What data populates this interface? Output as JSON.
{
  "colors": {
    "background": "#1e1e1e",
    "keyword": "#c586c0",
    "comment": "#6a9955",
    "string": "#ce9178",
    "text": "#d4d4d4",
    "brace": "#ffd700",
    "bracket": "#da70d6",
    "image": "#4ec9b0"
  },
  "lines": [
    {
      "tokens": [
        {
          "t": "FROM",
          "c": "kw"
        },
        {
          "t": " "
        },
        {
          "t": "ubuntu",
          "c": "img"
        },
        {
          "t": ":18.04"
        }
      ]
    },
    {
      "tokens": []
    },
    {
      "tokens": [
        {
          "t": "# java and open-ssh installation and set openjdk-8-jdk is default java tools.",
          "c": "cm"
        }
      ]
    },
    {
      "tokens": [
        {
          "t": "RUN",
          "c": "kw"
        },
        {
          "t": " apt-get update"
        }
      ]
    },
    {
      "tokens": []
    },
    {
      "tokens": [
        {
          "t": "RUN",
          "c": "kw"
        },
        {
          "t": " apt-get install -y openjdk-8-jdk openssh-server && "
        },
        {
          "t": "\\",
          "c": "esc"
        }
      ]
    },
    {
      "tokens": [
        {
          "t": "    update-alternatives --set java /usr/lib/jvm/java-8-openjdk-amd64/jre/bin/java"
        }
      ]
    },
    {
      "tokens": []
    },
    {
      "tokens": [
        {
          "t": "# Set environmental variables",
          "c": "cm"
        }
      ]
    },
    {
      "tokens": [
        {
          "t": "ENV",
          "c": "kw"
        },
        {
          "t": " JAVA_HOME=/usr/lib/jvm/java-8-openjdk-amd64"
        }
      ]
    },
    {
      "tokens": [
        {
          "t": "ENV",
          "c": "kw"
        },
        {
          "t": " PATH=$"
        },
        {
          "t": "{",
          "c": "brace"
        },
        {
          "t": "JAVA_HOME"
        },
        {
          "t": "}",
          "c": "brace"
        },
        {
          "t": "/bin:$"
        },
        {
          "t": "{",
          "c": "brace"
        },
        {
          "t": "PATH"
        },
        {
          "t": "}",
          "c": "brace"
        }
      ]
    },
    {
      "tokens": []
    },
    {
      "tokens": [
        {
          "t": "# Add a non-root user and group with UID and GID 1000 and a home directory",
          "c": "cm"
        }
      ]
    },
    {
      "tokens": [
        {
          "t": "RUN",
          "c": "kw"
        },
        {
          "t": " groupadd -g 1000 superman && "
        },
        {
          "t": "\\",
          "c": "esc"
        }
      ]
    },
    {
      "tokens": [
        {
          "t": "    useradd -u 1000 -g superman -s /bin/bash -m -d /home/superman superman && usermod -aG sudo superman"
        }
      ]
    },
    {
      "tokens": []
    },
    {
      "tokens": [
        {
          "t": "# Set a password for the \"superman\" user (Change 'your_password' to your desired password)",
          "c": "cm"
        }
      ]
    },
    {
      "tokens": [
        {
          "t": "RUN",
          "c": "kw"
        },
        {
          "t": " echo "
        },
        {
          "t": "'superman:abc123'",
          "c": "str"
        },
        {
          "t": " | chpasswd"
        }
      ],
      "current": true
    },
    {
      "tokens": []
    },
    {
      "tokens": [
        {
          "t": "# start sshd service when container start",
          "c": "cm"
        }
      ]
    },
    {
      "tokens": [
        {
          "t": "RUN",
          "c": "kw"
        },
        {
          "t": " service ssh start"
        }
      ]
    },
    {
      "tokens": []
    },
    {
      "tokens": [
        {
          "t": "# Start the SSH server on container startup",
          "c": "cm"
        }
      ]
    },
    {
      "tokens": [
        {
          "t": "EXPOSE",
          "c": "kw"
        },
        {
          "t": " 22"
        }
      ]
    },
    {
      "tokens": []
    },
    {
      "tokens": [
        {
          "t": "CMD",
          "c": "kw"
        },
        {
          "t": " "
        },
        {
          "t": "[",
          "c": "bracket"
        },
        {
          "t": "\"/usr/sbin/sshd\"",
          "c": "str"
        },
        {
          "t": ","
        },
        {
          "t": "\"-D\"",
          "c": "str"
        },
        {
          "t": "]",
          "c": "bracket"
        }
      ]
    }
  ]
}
==
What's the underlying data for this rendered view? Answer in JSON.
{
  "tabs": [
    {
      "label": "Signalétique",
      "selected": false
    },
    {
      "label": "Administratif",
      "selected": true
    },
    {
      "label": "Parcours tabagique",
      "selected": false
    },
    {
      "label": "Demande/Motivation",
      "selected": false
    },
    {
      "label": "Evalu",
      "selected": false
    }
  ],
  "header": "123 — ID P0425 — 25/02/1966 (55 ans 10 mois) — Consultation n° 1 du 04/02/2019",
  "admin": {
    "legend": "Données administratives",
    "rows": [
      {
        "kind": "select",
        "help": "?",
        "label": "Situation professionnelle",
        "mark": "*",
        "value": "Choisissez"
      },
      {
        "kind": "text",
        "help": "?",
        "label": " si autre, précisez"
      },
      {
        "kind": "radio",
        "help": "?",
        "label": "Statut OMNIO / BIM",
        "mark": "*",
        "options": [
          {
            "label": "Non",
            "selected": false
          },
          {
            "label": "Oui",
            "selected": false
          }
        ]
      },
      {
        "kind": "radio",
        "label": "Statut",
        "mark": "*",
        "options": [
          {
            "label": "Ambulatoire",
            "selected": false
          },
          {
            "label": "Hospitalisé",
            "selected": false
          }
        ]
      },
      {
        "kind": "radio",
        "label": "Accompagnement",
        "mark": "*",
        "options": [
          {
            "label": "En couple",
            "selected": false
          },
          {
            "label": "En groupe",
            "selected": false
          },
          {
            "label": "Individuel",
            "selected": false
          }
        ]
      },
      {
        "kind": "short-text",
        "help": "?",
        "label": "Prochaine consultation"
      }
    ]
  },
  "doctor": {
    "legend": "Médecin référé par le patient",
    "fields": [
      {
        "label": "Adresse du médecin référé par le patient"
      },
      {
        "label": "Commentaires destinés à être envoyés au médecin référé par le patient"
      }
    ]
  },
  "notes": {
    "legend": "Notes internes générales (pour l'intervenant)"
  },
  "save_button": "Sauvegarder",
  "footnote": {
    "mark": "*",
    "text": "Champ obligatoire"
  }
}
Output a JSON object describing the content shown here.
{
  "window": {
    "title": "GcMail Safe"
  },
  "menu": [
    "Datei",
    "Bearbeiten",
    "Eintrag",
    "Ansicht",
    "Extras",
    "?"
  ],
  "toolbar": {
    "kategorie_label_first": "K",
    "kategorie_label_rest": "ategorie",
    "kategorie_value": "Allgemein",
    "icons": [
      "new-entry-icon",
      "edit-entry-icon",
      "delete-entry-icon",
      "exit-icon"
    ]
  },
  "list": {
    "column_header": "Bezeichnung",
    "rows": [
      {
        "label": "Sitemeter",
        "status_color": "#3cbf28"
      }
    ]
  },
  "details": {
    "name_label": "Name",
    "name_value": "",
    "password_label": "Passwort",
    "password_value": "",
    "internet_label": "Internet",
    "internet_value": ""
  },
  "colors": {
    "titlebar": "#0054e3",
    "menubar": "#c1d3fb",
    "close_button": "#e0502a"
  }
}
...
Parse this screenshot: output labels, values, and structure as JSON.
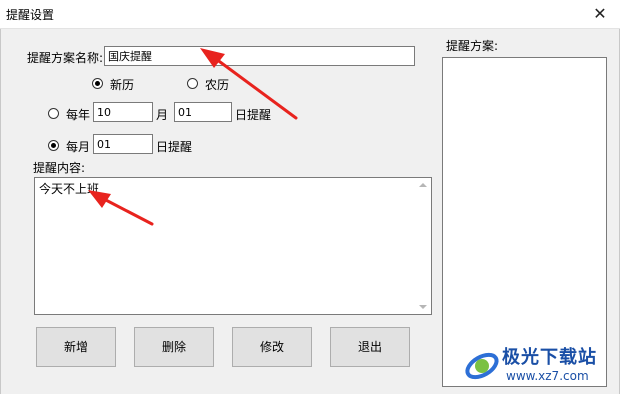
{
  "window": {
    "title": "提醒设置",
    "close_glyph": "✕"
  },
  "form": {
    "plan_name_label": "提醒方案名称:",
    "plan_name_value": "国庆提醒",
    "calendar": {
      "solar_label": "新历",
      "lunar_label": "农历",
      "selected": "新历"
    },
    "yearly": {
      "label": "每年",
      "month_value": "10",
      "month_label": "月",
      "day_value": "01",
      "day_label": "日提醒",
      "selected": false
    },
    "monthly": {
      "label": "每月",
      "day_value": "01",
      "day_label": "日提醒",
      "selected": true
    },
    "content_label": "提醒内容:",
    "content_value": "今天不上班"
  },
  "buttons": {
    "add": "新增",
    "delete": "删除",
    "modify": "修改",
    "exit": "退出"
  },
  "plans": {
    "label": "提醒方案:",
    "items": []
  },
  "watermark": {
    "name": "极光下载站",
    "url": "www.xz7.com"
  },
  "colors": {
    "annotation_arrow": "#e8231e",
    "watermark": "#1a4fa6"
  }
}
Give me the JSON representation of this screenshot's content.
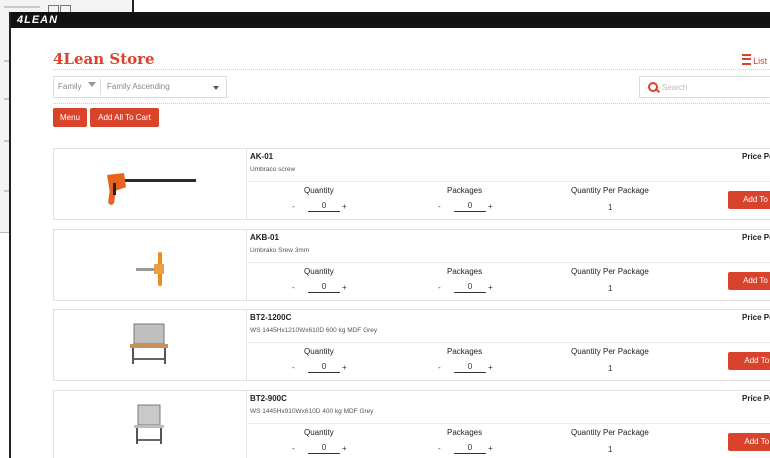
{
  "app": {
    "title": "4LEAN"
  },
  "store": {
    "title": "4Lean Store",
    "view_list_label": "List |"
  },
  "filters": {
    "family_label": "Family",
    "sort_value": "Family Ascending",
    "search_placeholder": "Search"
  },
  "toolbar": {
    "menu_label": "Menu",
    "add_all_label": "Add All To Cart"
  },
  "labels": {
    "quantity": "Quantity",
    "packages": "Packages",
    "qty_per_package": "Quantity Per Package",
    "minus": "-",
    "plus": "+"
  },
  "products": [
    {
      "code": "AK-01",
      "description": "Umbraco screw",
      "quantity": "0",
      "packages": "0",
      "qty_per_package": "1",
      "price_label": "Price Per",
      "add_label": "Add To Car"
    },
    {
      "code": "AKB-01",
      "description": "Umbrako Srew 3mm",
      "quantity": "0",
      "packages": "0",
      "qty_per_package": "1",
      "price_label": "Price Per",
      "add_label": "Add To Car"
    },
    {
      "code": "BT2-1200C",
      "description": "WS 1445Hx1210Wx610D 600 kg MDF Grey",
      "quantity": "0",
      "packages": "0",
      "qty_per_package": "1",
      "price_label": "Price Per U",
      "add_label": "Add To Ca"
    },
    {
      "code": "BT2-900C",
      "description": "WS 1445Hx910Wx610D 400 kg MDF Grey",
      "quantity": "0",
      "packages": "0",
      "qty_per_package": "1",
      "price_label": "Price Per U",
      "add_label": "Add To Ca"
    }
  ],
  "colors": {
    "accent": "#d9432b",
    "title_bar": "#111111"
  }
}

Exercise: Where a line holds the string "patient", copy that line.

Answer to the task:
    "legend": "Médecin référé par le patient",
        "label": "Adresse du médecin référé par le patient"
        "label": "Commentaires destinés à être envoyés au médecin référé par le patient"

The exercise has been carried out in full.